WHAT YOU NEED TO DO
Your task is to find every line in the records that holds the string "standards" and copy it.

DATASET RECORDS
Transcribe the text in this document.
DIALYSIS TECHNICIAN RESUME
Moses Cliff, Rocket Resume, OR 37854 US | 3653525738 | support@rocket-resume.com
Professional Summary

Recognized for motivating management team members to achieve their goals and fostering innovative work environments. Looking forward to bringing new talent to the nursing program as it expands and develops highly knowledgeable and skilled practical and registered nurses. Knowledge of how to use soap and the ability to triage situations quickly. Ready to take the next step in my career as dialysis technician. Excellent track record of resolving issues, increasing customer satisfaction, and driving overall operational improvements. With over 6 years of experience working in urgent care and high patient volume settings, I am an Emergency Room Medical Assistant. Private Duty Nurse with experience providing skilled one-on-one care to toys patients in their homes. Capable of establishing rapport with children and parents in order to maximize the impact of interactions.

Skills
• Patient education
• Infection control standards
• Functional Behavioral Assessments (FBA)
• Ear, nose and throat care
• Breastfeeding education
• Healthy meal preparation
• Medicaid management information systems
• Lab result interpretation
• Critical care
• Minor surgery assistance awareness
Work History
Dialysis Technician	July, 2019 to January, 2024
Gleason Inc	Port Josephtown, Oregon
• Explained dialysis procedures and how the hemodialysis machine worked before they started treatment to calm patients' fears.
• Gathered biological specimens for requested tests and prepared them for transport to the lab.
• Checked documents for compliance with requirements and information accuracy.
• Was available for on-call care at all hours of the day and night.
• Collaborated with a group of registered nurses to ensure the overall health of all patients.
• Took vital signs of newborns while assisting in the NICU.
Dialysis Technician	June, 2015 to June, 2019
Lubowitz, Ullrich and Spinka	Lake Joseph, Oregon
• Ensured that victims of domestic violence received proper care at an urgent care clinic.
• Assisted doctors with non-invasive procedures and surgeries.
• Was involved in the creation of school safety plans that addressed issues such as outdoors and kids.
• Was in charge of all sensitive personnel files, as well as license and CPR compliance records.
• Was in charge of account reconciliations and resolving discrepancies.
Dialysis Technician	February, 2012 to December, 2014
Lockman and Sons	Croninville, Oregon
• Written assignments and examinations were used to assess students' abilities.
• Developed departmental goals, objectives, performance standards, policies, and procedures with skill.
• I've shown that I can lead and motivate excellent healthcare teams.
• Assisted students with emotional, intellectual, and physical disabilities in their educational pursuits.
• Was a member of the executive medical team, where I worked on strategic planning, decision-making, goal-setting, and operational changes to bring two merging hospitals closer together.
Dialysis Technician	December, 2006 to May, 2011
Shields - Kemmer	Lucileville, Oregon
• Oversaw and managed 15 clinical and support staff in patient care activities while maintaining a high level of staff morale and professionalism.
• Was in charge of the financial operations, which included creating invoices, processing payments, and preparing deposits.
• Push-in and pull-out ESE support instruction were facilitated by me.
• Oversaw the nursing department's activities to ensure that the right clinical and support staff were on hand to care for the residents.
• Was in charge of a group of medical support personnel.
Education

RESULT BELOW
• Infection control standards
• Developed departmental goals, objectives, performance standards, policies, and procedures with skill.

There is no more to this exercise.